(Layout annotation records)
####################

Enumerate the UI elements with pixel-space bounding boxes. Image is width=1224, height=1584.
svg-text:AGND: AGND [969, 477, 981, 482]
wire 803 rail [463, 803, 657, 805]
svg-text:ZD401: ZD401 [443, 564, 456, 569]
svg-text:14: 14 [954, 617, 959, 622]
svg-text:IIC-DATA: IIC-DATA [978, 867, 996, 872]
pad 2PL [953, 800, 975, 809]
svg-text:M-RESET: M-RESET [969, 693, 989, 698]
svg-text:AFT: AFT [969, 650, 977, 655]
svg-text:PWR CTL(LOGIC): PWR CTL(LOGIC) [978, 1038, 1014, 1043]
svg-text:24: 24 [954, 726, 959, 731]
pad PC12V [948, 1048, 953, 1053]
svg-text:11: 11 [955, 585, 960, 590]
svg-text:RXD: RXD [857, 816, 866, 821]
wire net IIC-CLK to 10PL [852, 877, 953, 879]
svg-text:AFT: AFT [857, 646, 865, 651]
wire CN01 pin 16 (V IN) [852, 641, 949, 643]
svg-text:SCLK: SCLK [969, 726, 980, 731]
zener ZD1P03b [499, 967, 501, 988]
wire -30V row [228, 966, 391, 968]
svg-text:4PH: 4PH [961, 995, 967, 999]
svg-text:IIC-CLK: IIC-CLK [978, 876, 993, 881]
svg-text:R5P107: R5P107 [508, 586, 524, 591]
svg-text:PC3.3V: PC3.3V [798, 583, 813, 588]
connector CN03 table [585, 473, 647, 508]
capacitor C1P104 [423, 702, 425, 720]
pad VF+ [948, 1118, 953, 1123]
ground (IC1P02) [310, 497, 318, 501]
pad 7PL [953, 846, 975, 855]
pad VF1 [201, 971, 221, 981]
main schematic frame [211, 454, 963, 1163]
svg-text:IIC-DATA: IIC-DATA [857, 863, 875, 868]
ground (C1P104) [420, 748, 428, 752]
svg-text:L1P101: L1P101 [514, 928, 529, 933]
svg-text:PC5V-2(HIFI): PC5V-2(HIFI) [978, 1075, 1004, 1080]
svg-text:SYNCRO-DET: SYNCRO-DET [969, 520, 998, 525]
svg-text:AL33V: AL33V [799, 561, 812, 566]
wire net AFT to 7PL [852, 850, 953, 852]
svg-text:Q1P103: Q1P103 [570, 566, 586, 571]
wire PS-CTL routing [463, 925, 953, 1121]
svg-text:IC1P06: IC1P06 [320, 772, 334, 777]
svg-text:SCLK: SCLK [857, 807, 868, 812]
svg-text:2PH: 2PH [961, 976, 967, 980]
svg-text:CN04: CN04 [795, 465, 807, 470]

####################

*WHAT THE EXERCISE ASKS*. Copy every line of the records above word for word, keeping each one unchanged.

*TASK RESPONSE*.
Enumerate the UI elements with pixel-space bounding boxes. Image is width=1224, height=1584.
svg-text:AGND: AGND [969, 477, 981, 482]
wire 803 rail [463, 803, 657, 805]
svg-text:ZD401: ZD401 [443, 564, 456, 569]
svg-text:14: 14 [954, 617, 959, 622]
svg-text:IIC-DATA: IIC-DATA [978, 867, 996, 872]
pad 2PL [953, 800, 975, 809]
svg-text:M-RESET: M-RESET [969, 693, 989, 698]
svg-text:AFT: AFT [969, 650, 977, 655]
svg-text:PWR CTL(LOGIC): PWR CTL(LOGIC) [978, 1038, 1014, 1043]
svg-text:24: 24 [954, 726, 959, 731]
pad PC12V [948, 1048, 953, 1053]
svg-text:11: 11 [955, 585, 960, 590]
svg-text:RXD: RXD [857, 816, 866, 821]
wire net IIC-CLK to 10PL [852, 877, 953, 879]
svg-text:AFT: AFT [857, 646, 865, 651]
wire CN01 pin 16 (V IN) [852, 641, 949, 643]
svg-text:SCLK: SCLK [969, 726, 980, 731]
zener ZD1P03b [499, 967, 501, 988]
wire -30V row [228, 966, 391, 968]
svg-text:4PH: 4PH [961, 995, 967, 999]
svg-text:IIC-CLK: IIC-CLK [978, 876, 993, 881]
svg-text:R5P107: R5P107 [508, 586, 524, 591]
svg-text:PC3.3V: PC3.3V [798, 583, 813, 588]
connector CN03 table [585, 473, 647, 508]
capacitor C1P104 [423, 702, 425, 720]
pad VF+ [948, 1118, 953, 1123]
ground (IC1P02) [310, 497, 318, 501]
pad 7PL [953, 846, 975, 855]
pad VF1 [201, 971, 221, 981]
main schematic frame [211, 454, 963, 1163]
svg-text:IIC-DATA: IIC-DATA [857, 863, 875, 868]
ground (C1P104) [420, 748, 428, 752]
svg-text:L1P101: L1P101 [514, 928, 529, 933]
svg-text:PC5V-2(HIFI): PC5V-2(HIFI) [978, 1075, 1004, 1080]
svg-text:SYNCRO-DET: SYNCRO-DET [969, 520, 998, 525]
svg-text:AL33V: AL33V [799, 561, 812, 566]
wire net AFT to 7PL [852, 850, 953, 852]
svg-text:Q1P103: Q1P103 [570, 566, 586, 571]
wire PS-CTL routing [463, 925, 953, 1121]
svg-text:IC1P06: IC1P06 [320, 772, 334, 777]
svg-text:SCLK: SCLK [857, 807, 868, 812]
svg-text:2PH: 2PH [961, 976, 967, 980]
svg-text:CN04: CN04 [795, 465, 807, 470]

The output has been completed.